EXCERPTED DATA =>
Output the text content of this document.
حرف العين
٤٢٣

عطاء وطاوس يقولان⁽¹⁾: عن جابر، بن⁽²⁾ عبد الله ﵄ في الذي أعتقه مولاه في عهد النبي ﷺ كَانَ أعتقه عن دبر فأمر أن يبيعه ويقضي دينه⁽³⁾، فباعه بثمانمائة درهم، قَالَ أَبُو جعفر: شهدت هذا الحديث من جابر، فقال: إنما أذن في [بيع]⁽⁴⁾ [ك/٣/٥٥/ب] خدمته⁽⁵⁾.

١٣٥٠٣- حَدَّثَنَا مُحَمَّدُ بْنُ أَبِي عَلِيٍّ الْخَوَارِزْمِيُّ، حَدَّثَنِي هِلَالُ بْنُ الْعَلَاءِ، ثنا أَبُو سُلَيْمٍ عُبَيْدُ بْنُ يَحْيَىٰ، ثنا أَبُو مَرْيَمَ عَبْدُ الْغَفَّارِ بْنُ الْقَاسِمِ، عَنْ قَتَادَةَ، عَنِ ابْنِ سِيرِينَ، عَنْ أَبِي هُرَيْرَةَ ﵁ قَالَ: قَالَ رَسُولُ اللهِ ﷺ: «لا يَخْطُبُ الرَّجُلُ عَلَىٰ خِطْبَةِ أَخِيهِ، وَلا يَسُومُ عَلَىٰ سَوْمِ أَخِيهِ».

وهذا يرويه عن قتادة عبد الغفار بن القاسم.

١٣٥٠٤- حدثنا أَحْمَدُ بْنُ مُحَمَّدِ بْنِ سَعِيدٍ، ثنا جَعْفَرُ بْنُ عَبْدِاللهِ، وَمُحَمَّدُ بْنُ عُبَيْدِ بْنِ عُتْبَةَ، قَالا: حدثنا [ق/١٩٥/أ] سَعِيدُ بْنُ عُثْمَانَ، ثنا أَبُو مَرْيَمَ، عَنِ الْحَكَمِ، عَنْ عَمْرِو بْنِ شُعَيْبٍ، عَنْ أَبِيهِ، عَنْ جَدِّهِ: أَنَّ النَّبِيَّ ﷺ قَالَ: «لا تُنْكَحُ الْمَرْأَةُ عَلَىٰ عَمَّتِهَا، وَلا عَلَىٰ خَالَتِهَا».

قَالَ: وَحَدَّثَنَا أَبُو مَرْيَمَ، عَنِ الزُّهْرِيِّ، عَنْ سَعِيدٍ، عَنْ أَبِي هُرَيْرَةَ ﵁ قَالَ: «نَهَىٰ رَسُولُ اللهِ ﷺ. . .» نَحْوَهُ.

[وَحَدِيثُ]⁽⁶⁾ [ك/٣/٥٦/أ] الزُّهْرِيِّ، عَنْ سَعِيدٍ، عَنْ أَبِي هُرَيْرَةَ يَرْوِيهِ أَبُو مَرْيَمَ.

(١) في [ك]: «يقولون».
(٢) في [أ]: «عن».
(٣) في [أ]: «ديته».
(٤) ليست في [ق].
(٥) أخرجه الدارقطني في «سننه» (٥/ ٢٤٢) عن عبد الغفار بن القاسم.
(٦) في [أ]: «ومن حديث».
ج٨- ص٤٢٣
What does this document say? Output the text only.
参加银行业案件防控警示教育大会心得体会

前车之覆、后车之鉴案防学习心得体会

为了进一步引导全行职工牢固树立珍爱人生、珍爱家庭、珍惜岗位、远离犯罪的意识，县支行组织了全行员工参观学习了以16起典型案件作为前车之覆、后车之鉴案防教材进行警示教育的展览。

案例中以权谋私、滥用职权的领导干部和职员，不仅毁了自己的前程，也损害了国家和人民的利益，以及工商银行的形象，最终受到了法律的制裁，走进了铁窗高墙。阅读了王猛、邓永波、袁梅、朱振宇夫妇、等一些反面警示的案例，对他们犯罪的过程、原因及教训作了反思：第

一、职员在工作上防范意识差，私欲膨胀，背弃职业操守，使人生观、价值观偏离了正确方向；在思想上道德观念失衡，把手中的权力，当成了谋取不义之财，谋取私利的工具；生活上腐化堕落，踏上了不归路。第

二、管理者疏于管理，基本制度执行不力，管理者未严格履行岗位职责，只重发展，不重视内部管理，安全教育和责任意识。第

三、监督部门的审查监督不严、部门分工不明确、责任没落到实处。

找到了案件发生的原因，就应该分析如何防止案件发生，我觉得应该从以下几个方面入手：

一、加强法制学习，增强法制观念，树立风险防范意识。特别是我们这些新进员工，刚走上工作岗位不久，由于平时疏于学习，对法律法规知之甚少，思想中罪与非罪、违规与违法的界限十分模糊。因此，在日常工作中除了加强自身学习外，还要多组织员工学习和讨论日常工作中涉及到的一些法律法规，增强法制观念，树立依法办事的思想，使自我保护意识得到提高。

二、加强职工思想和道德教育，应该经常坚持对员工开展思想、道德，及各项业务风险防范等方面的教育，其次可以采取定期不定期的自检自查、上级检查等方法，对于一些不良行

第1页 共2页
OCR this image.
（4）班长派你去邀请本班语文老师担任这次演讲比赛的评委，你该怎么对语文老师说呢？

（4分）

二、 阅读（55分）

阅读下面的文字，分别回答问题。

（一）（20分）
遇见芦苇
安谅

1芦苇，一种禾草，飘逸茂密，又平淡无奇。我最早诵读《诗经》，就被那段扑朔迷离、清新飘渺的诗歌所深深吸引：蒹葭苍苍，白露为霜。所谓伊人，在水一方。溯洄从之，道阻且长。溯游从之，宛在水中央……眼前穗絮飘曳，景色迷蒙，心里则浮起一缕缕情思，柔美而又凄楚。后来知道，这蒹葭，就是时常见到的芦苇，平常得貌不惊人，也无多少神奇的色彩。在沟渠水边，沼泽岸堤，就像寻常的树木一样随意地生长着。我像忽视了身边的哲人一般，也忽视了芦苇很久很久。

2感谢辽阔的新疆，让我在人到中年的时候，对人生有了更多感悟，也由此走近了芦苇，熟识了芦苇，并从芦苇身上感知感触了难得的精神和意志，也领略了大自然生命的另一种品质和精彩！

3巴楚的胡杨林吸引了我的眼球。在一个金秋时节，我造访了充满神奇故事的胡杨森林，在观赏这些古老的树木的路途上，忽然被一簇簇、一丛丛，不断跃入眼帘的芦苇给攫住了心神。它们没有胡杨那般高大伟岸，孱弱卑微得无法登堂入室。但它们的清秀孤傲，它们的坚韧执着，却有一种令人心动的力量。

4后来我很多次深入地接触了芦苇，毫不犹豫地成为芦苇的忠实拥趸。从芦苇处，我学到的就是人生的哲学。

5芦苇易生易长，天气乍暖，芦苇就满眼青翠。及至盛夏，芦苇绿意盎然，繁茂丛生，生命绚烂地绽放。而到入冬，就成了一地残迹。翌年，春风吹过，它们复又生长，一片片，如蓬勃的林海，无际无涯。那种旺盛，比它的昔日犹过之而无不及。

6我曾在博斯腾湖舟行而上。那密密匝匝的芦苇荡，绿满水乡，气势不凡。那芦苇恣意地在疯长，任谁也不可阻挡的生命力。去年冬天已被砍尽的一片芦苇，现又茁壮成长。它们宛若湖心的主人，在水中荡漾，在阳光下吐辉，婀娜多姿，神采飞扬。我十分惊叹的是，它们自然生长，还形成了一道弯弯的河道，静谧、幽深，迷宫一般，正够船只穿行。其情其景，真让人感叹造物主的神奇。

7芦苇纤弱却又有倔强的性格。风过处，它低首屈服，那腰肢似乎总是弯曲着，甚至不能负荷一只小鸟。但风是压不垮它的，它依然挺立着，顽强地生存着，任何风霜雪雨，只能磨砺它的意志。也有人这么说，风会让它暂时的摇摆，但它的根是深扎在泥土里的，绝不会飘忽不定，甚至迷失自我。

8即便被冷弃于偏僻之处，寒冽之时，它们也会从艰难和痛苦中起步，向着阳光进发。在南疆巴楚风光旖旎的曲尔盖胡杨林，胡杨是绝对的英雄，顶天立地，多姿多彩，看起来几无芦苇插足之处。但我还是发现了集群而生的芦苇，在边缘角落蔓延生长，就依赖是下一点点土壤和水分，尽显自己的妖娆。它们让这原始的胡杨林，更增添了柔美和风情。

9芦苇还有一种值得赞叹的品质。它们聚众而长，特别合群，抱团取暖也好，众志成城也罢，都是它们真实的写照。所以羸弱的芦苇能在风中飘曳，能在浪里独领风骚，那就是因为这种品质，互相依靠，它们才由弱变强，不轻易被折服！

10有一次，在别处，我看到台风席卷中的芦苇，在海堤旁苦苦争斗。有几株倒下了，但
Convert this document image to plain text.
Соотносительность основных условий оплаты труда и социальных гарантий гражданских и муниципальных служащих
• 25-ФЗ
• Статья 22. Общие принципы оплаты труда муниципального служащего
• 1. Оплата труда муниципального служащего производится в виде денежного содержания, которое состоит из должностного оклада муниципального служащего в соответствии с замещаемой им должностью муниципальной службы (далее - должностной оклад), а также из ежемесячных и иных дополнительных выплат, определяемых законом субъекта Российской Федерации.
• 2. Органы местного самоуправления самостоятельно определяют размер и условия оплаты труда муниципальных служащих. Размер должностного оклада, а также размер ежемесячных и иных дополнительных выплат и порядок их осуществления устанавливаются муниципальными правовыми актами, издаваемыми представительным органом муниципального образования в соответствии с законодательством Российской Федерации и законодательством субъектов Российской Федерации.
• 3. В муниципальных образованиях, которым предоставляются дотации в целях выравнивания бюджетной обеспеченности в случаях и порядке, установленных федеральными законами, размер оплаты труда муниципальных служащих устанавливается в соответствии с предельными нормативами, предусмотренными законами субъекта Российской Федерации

WHAT THE EXERCISE ASKS => From the records given above, copy all lines containing "text".

WORKED SOLUTION =>
Output the text content of this document.
What does this document say? Output the text only.
Convert this document image to plain text.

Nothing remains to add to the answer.